> [Data records]:
+++++
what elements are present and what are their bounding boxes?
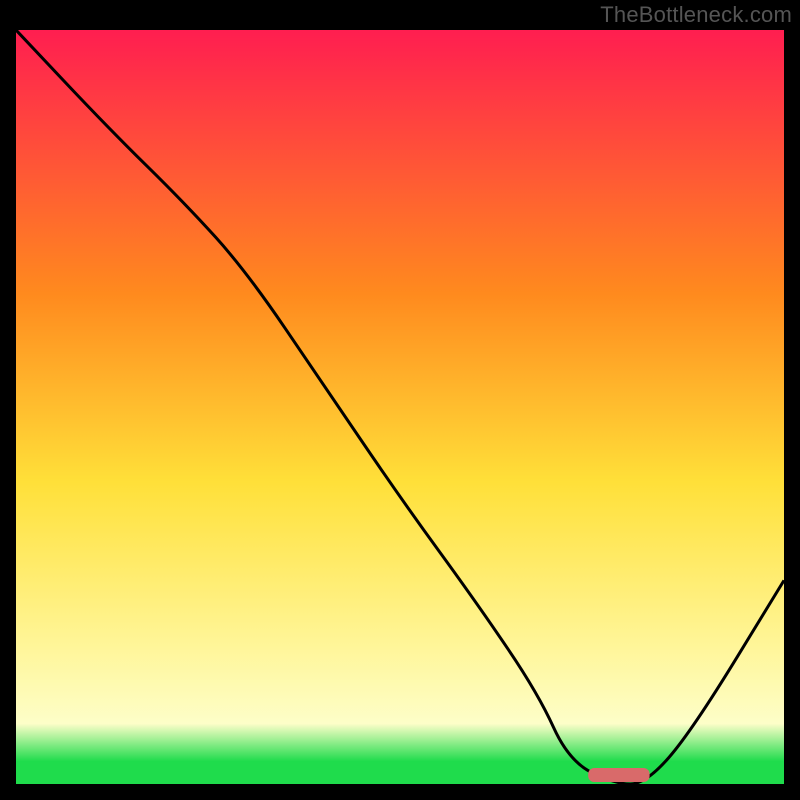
chart-svg bbox=[16, 30, 784, 784]
watermark-label: TheBottleneck.com bbox=[600, 2, 792, 28]
gradient-field bbox=[16, 30, 784, 784]
chart-frame: TheBottleneck.com bbox=[0, 0, 800, 800]
optimal-marker bbox=[588, 768, 649, 782]
plot-area bbox=[16, 30, 784, 784]
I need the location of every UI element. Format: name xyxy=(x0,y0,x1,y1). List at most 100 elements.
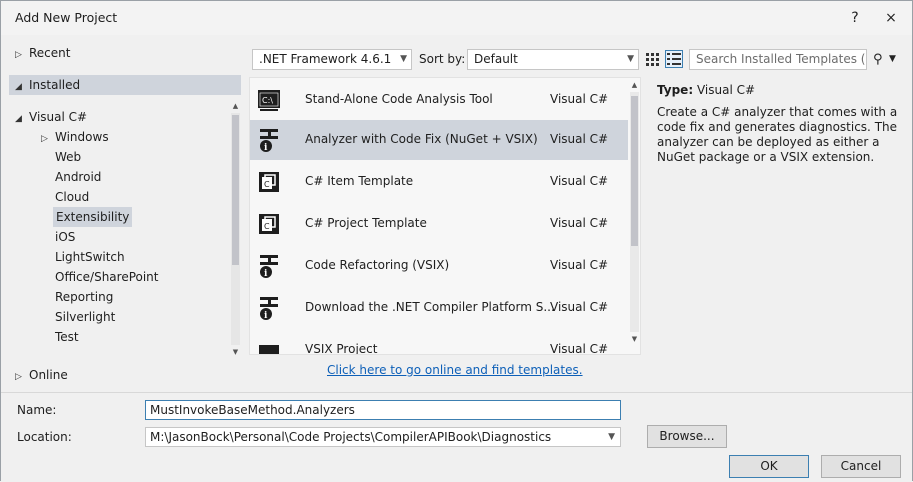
help-button[interactable]: ? xyxy=(843,7,867,29)
svg-text:C:\: C:\ xyxy=(262,96,273,105)
chevron-down-icon[interactable]: ▼ xyxy=(889,54,896,64)
template-row[interactable]: C:\ Stand-Alone Code Analysis Tool Visua… xyxy=(250,80,628,120)
cancel-button[interactable]: Cancel xyxy=(821,455,901,478)
template-row[interactable]: C C# Project Template Visual C# xyxy=(250,204,628,244)
tree-item-android[interactable]: Android xyxy=(55,167,101,187)
small-icons-view-icon[interactable] xyxy=(643,50,661,68)
sort-label: Sort by: xyxy=(419,52,466,66)
template-row[interactable]: i Code Refactoring (VSIX) Visual C# xyxy=(250,246,628,286)
tree-item-installed[interactable]: ◢ Installed xyxy=(9,75,241,95)
search-templates-input[interactable]: Search Installed Templates (Ct xyxy=(689,49,867,70)
template-row[interactable]: VSIX Project Visual C# xyxy=(250,330,628,355)
tree-item-reporting[interactable]: Reporting xyxy=(55,287,113,307)
sort-value: Default xyxy=(474,52,518,66)
analyzer-icon: i xyxy=(260,129,278,153)
find-templates-online-link[interactable]: Click here to go online and find templat… xyxy=(327,363,583,377)
tree-scrollbar[interactable] xyxy=(231,113,240,345)
close-button[interactable]: × xyxy=(879,7,903,29)
tree-label: Installed xyxy=(29,78,81,92)
name-label: Name: xyxy=(17,403,57,417)
template-name: Stand-Alone Code Analysis Tool xyxy=(305,92,493,106)
template-row[interactable]: i Download the .NET Compiler Platform S.… xyxy=(250,288,628,328)
location-dropdown[interactable]: M:\JasonBock\Personal\Code Projects\Comp… xyxy=(145,427,621,447)
template-language: Visual C# xyxy=(550,216,609,230)
add-new-project-dialog: Add New Project ? × ▷ Recent ◢ Installed ◢… xyxy=(0,0,913,482)
tree-item-extensibility[interactable]: Extensibility xyxy=(53,207,133,227)
tree-label: Recent xyxy=(29,46,71,60)
tree-item-lightswitch[interactable]: LightSwitch xyxy=(55,247,125,267)
scroll-down-arrow-icon[interactable]: ▼ xyxy=(630,334,639,344)
svg-text:i: i xyxy=(264,143,268,153)
tree-scrollbar-thumb[interactable] xyxy=(232,115,239,265)
template-description: Create a C# analyzer that comes with a c… xyxy=(657,105,898,164)
template-list-scrollbar-thumb[interactable] xyxy=(631,96,638,246)
template-language: Visual C# xyxy=(550,174,609,188)
framework-value: .NET Framework 4.6.1 xyxy=(259,52,392,66)
console-cs-icon: C:\ xyxy=(258,90,280,111)
template-details: Type: Visual C# Create a C# analyzer tha… xyxy=(657,83,903,165)
tree-label: Online xyxy=(29,368,68,382)
location-label: Location: xyxy=(17,430,72,444)
template-tree: ▷ Recent ◢ Installed ◢ Visual C# ▷ Windows W… xyxy=(9,39,241,391)
scroll-up-arrow-icon[interactable]: ▲ xyxy=(231,101,240,111)
dialog-title: Add New Project xyxy=(15,10,118,25)
sort-dropdown[interactable]: Default ▼ xyxy=(467,49,639,70)
expand-arrow-icon: ▷ xyxy=(15,372,22,382)
expand-arrow-icon: ▷ xyxy=(41,134,48,144)
tree-item-test[interactable]: Test xyxy=(55,327,79,347)
framework-dropdown[interactable]: .NET Framework 4.6.1 ▼ xyxy=(252,49,412,70)
template-row[interactable]: C C# Item Template Visual C# xyxy=(250,162,628,202)
scroll-up-arrow-icon[interactable]: ▲ xyxy=(630,80,639,90)
chevron-down-icon: ▼ xyxy=(608,432,615,442)
template-list: C:\ Stand-Alone Code Analysis Tool Visua… xyxy=(249,77,641,355)
template-name: Code Refactoring (VSIX) xyxy=(305,258,450,272)
type-label: Type: xyxy=(657,83,694,97)
search-icon[interactable]: ⚲ xyxy=(873,52,883,67)
svg-text:C: C xyxy=(264,222,270,231)
template-language: Visual C# xyxy=(550,342,609,355)
svg-text:i: i xyxy=(264,311,268,321)
refactoring-icon: i xyxy=(260,255,278,279)
template-row[interactable]: i Analyzer with Code Fix (NuGet + VSIX) … xyxy=(250,120,628,160)
title-bar: Add New Project ? × xyxy=(1,1,912,35)
ok-button[interactable]: OK xyxy=(729,455,809,478)
template-language: Visual C# xyxy=(550,132,609,146)
tree-item-cloud[interactable]: Cloud xyxy=(55,187,89,207)
tree-item-windows[interactable]: ▷ Windows xyxy=(41,127,109,147)
project-name-input[interactable]: MustInvokeBaseMethod.Analyzers xyxy=(145,400,621,420)
template-name: Download the .NET Compiler Platform S... xyxy=(305,300,555,314)
template-type: Type: Visual C# xyxy=(657,83,903,97)
project-template-icon: C xyxy=(259,214,279,234)
template-name: VSIX Project xyxy=(305,342,378,355)
type-value: Visual C# xyxy=(696,83,756,97)
tree-item-recent[interactable]: ▷ Recent xyxy=(15,43,70,63)
list-view-icon[interactable] xyxy=(665,50,683,68)
collapse-arrow-icon: ◢ xyxy=(15,114,22,124)
template-language: Visual C# xyxy=(550,92,609,106)
browse-button[interactable]: Browse... xyxy=(647,425,727,448)
tree-item-visual-csharp[interactable]: ◢ Visual C# xyxy=(15,107,87,127)
collapse-arrow-icon: ◢ xyxy=(15,82,22,92)
svg-text:i: i xyxy=(264,269,268,279)
template-name: C# Project Template xyxy=(305,216,427,230)
chevron-down-icon: ▼ xyxy=(627,54,634,64)
vsix-icon xyxy=(259,345,279,354)
tree-item-online[interactable]: ▷ Online xyxy=(15,365,68,385)
svg-text:C: C xyxy=(264,180,270,189)
template-language: Visual C# xyxy=(550,258,609,272)
template-list-scrollbar[interactable] xyxy=(630,92,639,332)
scroll-down-arrow-icon[interactable]: ▼ xyxy=(231,347,240,357)
location-value: M:\JasonBock\Personal\Code Projects\Comp… xyxy=(150,430,552,444)
download-icon: i xyxy=(260,297,278,321)
chevron-down-icon: ▼ xyxy=(400,54,407,64)
template-name: C# Item Template xyxy=(305,174,414,188)
tree-item-office-sharepoint[interactable]: Office/SharePoint xyxy=(55,267,159,287)
template-name: Analyzer with Code Fix (NuGet + VSIX) xyxy=(305,132,538,146)
tree-item-silverlight[interactable]: Silverlight xyxy=(55,307,115,327)
tree-item-web[interactable]: Web xyxy=(55,147,81,167)
expand-arrow-icon: ▷ xyxy=(15,50,22,60)
tree-label: Windows xyxy=(55,130,109,144)
item-template-icon: C xyxy=(259,172,279,192)
tree-label: Visual C# xyxy=(29,110,88,124)
tree-item-ios[interactable]: iOS xyxy=(55,227,75,247)
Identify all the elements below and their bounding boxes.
+++++
> [Job]: Set down all the rows above again word for word, leaving the pictures out.

> [Full output]:
what elements are present and what are their bounding boxes?
chart-svg bbox=[16, 30, 784, 784]
watermark-label: TheBottleneck.com bbox=[600, 2, 792, 28]
gradient-field bbox=[16, 30, 784, 784]
chart-frame: TheBottleneck.com bbox=[0, 0, 800, 800]
optimal-marker bbox=[588, 768, 649, 782]
plot-area bbox=[16, 30, 784, 784]
I need the location of every UI element. Format: name xyxy=(x0,y0,x1,y1). List at most 100 elements.
help-button[interactable]: ? xyxy=(843,7,867,29)
svg-text:C:\: C:\ xyxy=(262,96,273,105)
chevron-down-icon[interactable]: ▼ xyxy=(889,54,896,64)
template-row[interactable]: C:\ Stand-Alone Code Analysis Tool Visua… xyxy=(250,80,628,120)
cancel-button[interactable]: Cancel xyxy=(821,455,901,478)
template-row[interactable]: C C# Project Template Visual C# xyxy=(250,204,628,244)
tree-item-android[interactable]: Android xyxy=(55,167,101,187)
small-icons-view-icon[interactable] xyxy=(643,50,661,68)
sort-label: Sort by: xyxy=(419,52,466,66)
template-row[interactable]: i Code Refactoring (VSIX) Visual C# xyxy=(250,246,628,286)
tree-item-installed[interactable]: ◢ Installed xyxy=(9,75,241,95)
search-templates-input[interactable]: Search Installed Templates (Ct xyxy=(689,49,867,70)
template-row[interactable]: VSIX Project Visual C# xyxy=(250,330,628,355)
tree-item-reporting[interactable]: Reporting xyxy=(55,287,113,307)
sort-value: Default xyxy=(474,52,518,66)
analyzer-icon: i xyxy=(260,129,278,153)
find-templates-online-link[interactable]: Click here to go online and find templat… xyxy=(327,363,583,377)
tree-scrollbar[interactable] xyxy=(231,113,240,345)
close-button[interactable]: × xyxy=(879,7,903,29)
tree-label: Installed xyxy=(29,78,81,92)
name-label: Name: xyxy=(17,403,57,417)
template-name: Stand-Alone Code Analysis Tool xyxy=(305,92,493,106)
template-row[interactable]: i Download the .NET Compiler Platform S.… xyxy=(250,288,628,328)
location-dropdown[interactable]: M:\JasonBock\Personal\Code Projects\Comp… xyxy=(145,427,621,447)
template-language: Visual C# xyxy=(550,216,609,230)
add-new-project-dialog: Add New Project ? × ▷ Recent ◢ Installed ◢… xyxy=(0,0,913,482)
tree-item-extensibility[interactable]: Extensibility xyxy=(53,207,133,227)
tree-label: Recent xyxy=(29,46,71,60)
tree-item-lightswitch[interactable]: LightSwitch xyxy=(55,247,125,267)
scroll-down-arrow-icon[interactable]: ▼ xyxy=(630,334,639,344)
svg-text:i: i xyxy=(264,143,268,153)
tree-scrollbar-thumb[interactable] xyxy=(232,115,239,265)
template-description: Create a C# analyzer that comes with a c… xyxy=(657,105,898,164)
template-list-scrollbar-thumb[interactable] xyxy=(631,96,638,246)
template-language: Visual C# xyxy=(550,174,609,188)
framework-value: .NET Framework 4.6.1 xyxy=(259,52,392,66)
console-cs-icon: C:\ xyxy=(258,90,280,111)
template-details: Type: Visual C# Create a C# analyzer tha… xyxy=(657,83,903,165)
tree-label: Online xyxy=(29,368,68,382)
location-label: Location: xyxy=(17,430,72,444)
template-tree: ▷ Recent ◢ Installed ◢ Visual C# ▷ Windows W… xyxy=(9,39,241,391)
scroll-up-arrow-icon[interactable]: ▲ xyxy=(231,101,240,111)
dialog-title: Add New Project xyxy=(15,10,118,25)
sort-dropdown[interactable]: Default ▼ xyxy=(467,49,639,70)
expand-arrow-icon: ▷ xyxy=(15,372,22,382)
expand-arrow-icon: ▷ xyxy=(41,134,48,144)
tree-item-test[interactable]: Test xyxy=(55,327,79,347)
framework-dropdown[interactable]: .NET Framework 4.6.1 ▼ xyxy=(252,49,412,70)
template-row[interactable]: C C# Item Template Visual C# xyxy=(250,162,628,202)
scroll-up-arrow-icon[interactable]: ▲ xyxy=(630,80,639,90)
chevron-down-icon: ▼ xyxy=(608,432,615,442)
template-list: C:\ Stand-Alone Code Analysis Tool Visua… xyxy=(249,77,641,355)
template-name: Code Refactoring (VSIX) xyxy=(305,258,450,272)
type-label: Type: xyxy=(657,83,694,97)
search-icon[interactable]: ⚲ xyxy=(873,52,883,67)
svg-text:C: C xyxy=(264,222,270,231)
template-language: Visual C# xyxy=(550,342,609,355)
svg-text:i: i xyxy=(264,311,268,321)
refactoring-icon: i xyxy=(260,255,278,279)
template-row[interactable]: i Analyzer with Code Fix (NuGet + VSIX) … xyxy=(250,120,628,160)
title-bar: Add New Project ? × xyxy=(1,1,912,35)
ok-button[interactable]: OK xyxy=(729,455,809,478)
template-language: Visual C# xyxy=(550,132,609,146)
tree-item-cloud[interactable]: Cloud xyxy=(55,187,89,207)
tree-item-windows[interactable]: ▷ Windows xyxy=(41,127,109,147)
project-name-input[interactable]: MustInvokeBaseMethod.Analyzers xyxy=(145,400,621,420)
template-name: Download the .NET Compiler Platform S... xyxy=(305,300,555,314)
template-type: Type: Visual C# xyxy=(657,83,903,97)
project-template-icon: C xyxy=(259,214,279,234)
template-name: VSIX Project xyxy=(305,342,378,355)
type-value: Visual C# xyxy=(696,83,756,97)
tree-item-recent[interactable]: ▷ Recent xyxy=(15,43,70,63)
list-view-icon[interactable] xyxy=(665,50,683,68)
collapse-arrow-icon: ◢ xyxy=(15,114,22,124)
template-language: Visual C# xyxy=(550,92,609,106)
browse-button[interactable]: Browse... xyxy=(647,425,727,448)
tree-item-visual-csharp[interactable]: ◢ Visual C# xyxy=(15,107,87,127)
collapse-arrow-icon: ◢ xyxy=(15,82,22,92)
svg-text:i: i xyxy=(264,269,268,279)
template-name: C# Project Template xyxy=(305,216,427,230)
chevron-down-icon: ▼ xyxy=(627,54,634,64)
vsix-icon xyxy=(259,345,279,354)
tree-item-online[interactable]: ▷ Online xyxy=(15,365,68,385)
svg-text:C: C xyxy=(264,180,270,189)
template-language: Visual C# xyxy=(550,258,609,272)
template-list-scrollbar[interactable] xyxy=(630,92,639,332)
scroll-down-arrow-icon[interactable]: ▼ xyxy=(231,347,240,357)
location-value: M:\JasonBock\Personal\Code Projects\Comp… xyxy=(150,430,552,444)
download-icon: i xyxy=(260,297,278,321)
chevron-down-icon: ▼ xyxy=(400,54,407,64)
template-name: C# Item Template xyxy=(305,174,414,188)
tree-item-office-sharepoint[interactable]: Office/SharePoint xyxy=(55,267,159,287)
template-name: Analyzer with Code Fix (NuGet + VSIX) xyxy=(305,132,538,146)
tree-item-silverlight[interactable]: Silverlight xyxy=(55,307,115,327)
tree-item-web[interactable]: Web xyxy=(55,147,81,167)
expand-arrow-icon: ▷ xyxy=(15,50,22,60)
tree-label: Windows xyxy=(55,130,109,144)
item-template-icon: C xyxy=(259,172,279,192)
tree-label: Visual C# xyxy=(29,110,88,124)
tree-item-ios[interactable]: iOS xyxy=(55,227,75,247)
Identify all the elements below and their bounding boxes.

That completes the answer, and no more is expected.